**TEXTE SOURCE**
#####

PH: Ça s’est fait de façon très naturelle. Pour ma part, j’ai un véritable amour pour la belle Pop. La Bossa Nova, les Beach Boys, les Zombies, c’est du songwriting, de la Pop avec un P majuscule. C’est de la belle pop, pas de la pop RTL2.
V: Ce mouvement vers une pop assumée, c’est quelque-chose qu’on a construit ensemble, pour lequel on s’est nourri mutuellement. Alain a un tout autre background: son premier groupe était primairement rock’n'roll… Joachim, quand j’ai commencé à le connaitre, écoutait des trucs seventies, du funk… Eux m’ont appris des choses et on leur en a apporté en retour, si bien qu’on est arrivé tous ensemble à la conclusion qu’on souhaitait faire de la pop. C’est un peu notre point de fuite.
PH: En fait, je commence vraiment à me dire qu’il va falloir faire passer un message à un moment. Sachant qu’aujourd’hui il existe un certain format, il faut trouver des outils pour communiquer son message. C’est comme Voltaire qui utilisait l’ironie pour éviter la contrainte de la censure… Aujourd’hui, il faut faire de la pop qui fait danser les gens. Je sais qu’il y a des gens qui vont écouter notre musique en club, parmi tous ces gens il y en aura forcément une petite partie qui va regarder les paroles et voir ce que ça dit. Voilà, j’aimerais qu’un message soit passé et pour cela il faut faire de la pop.
« ON COMMENCE A ACCEPTER LA CONTRAINTE PLUTÔT QUE DE LUTTER CONTRE »
On a parfois l’impression que cet EP est plus personnel que le précédent…
PH: From Natas with love, c’était nos premières chansons, c’était super jeune. Du temps s’est écoulé depuis, on a vraiment passé beaucoup de temps ensemble. On s’est recherché et on se recherche toujours mais disons qu’on s’est un peu plus trouvé que sur l’EP d’avant. Et du coup, c’est surement plus personnel.
Virgile: En arrivant à Paris, tout le monde était un peu paumé. On a du s’appuyer les uns sur les autres, on se voyait tous les jours et je crois que ça a influencé notre musique de manière profonde.
A l’intérieur même de Paintings, il y a comme un décalage entre d’une part des chansons extrêmement pop tels que Zeppelin et d’autre part des titres peut-être plus ambitieux, plus exigeants, à l’image de Blues Spector. Qu’en pensez-vous?

#####

**INFORMATIONS AFFICHÉES**
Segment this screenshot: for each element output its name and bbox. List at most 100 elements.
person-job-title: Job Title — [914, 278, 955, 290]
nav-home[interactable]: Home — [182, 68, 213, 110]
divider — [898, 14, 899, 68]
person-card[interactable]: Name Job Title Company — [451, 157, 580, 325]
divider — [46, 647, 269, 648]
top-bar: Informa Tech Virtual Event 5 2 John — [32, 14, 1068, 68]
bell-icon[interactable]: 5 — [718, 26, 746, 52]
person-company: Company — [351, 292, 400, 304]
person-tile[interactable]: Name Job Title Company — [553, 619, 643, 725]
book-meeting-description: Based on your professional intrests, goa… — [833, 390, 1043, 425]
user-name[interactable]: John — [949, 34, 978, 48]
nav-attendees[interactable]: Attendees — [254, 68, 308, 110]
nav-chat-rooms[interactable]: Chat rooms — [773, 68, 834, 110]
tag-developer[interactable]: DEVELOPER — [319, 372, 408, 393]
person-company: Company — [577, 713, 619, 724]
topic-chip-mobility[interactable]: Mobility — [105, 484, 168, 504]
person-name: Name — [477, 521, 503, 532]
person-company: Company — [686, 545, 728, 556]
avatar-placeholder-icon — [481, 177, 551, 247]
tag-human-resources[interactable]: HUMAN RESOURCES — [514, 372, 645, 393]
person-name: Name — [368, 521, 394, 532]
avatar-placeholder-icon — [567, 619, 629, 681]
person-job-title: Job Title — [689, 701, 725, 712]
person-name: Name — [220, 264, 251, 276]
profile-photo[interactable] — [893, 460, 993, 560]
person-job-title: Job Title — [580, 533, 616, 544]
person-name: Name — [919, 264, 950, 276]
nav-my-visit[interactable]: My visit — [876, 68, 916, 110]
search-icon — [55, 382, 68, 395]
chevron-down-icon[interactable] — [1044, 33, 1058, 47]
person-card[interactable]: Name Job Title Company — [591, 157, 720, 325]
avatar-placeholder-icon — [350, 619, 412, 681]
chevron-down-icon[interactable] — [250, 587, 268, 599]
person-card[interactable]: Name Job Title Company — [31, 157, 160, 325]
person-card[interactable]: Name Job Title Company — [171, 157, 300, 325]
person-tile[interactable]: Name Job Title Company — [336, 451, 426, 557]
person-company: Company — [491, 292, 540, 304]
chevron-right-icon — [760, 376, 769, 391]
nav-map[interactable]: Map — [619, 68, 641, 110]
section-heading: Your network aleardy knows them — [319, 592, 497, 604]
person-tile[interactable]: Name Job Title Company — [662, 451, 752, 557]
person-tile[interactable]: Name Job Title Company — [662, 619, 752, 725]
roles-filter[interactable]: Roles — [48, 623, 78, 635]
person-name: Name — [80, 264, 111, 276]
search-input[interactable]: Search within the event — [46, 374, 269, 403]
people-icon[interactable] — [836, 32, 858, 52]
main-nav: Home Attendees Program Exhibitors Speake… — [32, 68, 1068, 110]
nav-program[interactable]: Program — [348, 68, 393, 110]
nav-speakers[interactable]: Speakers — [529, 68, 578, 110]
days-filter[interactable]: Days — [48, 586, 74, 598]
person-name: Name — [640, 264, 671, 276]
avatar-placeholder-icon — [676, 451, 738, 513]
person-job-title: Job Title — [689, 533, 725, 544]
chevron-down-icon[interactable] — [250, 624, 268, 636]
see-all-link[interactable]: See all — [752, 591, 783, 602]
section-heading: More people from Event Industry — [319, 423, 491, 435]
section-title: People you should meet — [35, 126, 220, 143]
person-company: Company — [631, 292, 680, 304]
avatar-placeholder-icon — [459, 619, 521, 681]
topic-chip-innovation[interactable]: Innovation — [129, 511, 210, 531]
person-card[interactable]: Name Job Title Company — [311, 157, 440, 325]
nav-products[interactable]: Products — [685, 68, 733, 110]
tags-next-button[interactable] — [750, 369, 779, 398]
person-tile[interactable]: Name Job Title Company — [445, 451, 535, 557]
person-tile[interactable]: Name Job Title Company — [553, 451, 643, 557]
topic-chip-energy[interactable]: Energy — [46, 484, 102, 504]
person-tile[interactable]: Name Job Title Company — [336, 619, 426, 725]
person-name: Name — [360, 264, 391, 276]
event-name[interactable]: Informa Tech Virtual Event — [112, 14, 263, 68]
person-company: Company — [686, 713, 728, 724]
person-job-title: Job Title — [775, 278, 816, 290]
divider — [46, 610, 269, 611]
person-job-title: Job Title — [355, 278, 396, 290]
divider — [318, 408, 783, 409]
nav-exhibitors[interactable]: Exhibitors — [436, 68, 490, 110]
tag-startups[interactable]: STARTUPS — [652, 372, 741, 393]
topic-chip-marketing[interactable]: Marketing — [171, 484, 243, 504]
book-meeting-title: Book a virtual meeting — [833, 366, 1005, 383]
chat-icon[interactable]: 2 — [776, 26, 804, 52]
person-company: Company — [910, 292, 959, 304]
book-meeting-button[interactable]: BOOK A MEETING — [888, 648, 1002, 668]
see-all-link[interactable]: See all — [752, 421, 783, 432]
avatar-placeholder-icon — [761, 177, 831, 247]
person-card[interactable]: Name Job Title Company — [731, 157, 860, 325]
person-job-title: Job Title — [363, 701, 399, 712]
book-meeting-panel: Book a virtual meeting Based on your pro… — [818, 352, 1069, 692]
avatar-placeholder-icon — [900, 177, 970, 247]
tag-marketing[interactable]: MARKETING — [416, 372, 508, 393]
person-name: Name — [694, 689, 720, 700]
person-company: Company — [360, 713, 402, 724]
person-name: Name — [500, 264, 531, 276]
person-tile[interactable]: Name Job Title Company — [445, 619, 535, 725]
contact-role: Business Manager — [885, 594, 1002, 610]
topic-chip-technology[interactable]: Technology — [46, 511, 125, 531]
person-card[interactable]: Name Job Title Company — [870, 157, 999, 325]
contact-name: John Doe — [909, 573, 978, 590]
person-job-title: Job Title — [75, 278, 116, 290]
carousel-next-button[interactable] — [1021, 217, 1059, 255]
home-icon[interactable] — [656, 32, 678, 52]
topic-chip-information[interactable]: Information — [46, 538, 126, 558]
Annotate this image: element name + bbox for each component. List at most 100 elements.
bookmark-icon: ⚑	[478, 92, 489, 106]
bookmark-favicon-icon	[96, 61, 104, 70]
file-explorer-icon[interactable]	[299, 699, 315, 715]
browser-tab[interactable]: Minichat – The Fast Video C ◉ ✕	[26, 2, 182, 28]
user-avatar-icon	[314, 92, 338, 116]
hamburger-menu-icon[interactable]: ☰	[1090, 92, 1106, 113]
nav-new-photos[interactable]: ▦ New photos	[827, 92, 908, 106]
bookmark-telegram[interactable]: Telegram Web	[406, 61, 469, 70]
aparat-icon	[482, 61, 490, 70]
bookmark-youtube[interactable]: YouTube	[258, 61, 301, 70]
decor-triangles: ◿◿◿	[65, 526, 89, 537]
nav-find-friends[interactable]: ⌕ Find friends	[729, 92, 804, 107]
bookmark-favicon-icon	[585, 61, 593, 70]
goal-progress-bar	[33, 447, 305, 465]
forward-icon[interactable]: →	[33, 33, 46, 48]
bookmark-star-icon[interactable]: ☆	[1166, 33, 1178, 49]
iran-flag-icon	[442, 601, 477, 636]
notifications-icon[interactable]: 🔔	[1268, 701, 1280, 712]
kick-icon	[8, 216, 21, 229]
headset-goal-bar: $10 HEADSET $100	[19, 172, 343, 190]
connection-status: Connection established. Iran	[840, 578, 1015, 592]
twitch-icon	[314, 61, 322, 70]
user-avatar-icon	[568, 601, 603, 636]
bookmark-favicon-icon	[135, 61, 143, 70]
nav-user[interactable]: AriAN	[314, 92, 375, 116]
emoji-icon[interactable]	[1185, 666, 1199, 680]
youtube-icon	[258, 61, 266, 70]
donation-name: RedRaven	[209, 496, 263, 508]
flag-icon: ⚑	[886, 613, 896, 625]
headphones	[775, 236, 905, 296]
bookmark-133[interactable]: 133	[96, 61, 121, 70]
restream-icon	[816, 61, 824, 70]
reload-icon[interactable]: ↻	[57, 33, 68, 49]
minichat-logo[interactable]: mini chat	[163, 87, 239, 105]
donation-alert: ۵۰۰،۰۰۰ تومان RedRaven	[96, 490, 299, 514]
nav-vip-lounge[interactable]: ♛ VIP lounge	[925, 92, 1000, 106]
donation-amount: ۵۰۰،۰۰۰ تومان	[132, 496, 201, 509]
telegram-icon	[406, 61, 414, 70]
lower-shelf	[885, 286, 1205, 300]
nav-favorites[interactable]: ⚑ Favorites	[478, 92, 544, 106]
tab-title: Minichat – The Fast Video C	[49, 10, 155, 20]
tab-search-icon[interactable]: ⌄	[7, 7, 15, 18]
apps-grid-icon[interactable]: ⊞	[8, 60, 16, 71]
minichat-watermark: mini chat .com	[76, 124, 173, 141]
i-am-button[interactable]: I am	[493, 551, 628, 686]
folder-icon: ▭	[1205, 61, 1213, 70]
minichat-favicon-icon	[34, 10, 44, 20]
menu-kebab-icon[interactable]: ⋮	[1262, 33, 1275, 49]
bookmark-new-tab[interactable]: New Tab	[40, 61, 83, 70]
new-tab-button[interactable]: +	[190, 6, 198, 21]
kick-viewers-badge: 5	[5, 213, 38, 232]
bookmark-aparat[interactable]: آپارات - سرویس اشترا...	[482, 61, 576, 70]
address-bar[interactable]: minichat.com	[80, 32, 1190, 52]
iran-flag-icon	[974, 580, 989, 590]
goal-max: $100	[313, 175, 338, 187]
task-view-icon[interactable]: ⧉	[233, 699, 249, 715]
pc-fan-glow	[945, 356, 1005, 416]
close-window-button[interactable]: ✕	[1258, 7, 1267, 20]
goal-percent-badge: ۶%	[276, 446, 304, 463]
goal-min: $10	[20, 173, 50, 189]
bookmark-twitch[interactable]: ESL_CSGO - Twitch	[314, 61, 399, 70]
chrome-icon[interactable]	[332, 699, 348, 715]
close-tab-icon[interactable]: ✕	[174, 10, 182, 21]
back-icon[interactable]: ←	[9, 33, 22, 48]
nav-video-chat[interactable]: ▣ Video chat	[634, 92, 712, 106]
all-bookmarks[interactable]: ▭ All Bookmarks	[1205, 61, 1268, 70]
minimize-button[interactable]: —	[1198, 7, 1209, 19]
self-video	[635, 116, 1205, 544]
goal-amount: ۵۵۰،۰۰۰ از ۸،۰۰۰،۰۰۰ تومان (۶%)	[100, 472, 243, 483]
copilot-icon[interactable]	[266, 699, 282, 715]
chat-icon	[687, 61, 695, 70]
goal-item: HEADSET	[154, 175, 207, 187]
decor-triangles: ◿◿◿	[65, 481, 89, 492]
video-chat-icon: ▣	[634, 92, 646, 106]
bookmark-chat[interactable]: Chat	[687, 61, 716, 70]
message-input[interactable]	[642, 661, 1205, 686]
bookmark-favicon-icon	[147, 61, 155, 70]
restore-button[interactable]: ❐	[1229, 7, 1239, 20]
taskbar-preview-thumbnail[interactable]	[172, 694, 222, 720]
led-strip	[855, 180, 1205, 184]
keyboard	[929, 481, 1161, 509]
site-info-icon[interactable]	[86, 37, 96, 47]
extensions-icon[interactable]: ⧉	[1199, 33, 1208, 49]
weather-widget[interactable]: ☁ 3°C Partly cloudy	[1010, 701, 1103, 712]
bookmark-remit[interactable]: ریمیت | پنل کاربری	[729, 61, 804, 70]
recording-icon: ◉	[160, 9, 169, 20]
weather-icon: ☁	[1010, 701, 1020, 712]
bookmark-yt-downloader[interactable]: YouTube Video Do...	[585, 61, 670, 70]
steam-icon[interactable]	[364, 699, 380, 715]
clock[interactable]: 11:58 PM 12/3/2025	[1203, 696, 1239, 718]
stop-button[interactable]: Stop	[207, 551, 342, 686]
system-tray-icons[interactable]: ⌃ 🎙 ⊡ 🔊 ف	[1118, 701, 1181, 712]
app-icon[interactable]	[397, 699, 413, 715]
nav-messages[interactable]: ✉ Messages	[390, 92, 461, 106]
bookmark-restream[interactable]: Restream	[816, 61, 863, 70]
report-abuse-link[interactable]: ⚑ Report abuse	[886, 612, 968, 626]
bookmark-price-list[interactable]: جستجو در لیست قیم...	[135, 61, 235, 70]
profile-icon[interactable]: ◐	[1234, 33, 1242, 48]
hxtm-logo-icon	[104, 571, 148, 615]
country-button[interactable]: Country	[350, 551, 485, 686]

#####

**EXERCICE**
Écrivez la suite de l'entretien sur l'EP Paintings, à partir de sa dernière phrase.

**RÉPONSE ATTENDUE**
V: Ça rejoint ce qu’on disait, on commence à accepter la contrainte et à s’en servir plutôt que de lutter contre. Jack White, lui aussi, a sa théorie de la contrainte, il trouve plus intéressant d’etre contraint sur scène… Une chanson comme Blues Spector, avec deux bridges longs et instrumentaux, je l’adore mais à l’écoute ce n’est pas forcément facile. En fait, je crois avoir eu un vrai déclic en écoutant Grizzly Bear, parce qu’une chanson comme Two Weeks est super efficace et pourtant derrière, c’est un songwriting de bâtard. Pareil pour MGMT qui font des tubes, des chansons qui déchirent tout mais aussi des trucs hors-format comme Siberian Breaks. Les lignes sont vraiment en train de bouger.
PH: Cela dit, on fera toujours des chansons longues et plus introspectives. Si tu écoutes Paintings, c’est assez équilibré, il y a trois titres assez orientés pop, faciles d’accès mais aussi des morceaux plus intimistes. Il n’y aura jamais chez nous d’album avec que des morceaux pop.
C’est drôle parce qu’il y a une autre contradiction cette fois-ci interne à chaque chanson: quelque-chose de très propre, de très rigoureux (notamment du point de vue de la production) contraste avec un aspect baroque super prononcé.
PH: Mais « pop baroque » ne veut pas dire « baroque »! La pop baroque c’est les Beach Boys, les Zombies, Gainsbourg avec Initials BB… D’ailleurs, mon vrai kiff esthétique, c’est Scarlett Brown, je dis toujours en plaisantant que c’est notre Initials B.B.
Virgile: Et puis si tu écoutes l’album Odessey & Oracle des Zombies, tu vois que les arrangements sont également au millimètre près.
Et ce coté « pop baroque », il vous vient d’où?
PH: De Vivaldi, des Fleet Foxes… Mais ce n’est peut-être pas tant de la « pop baroque » que de la « romantique-pop ». Par exemple, Jane B. de Gainsbourg, qui est tirée d’un morceau de Chopin, entrerait parfaitement dans la terme de « pop baroque » alors qu’elle est en réalité inspirée d’un morceau romantique. Enfin bref… Sinon on est des énormes fans de John Barry et de David Axelrod.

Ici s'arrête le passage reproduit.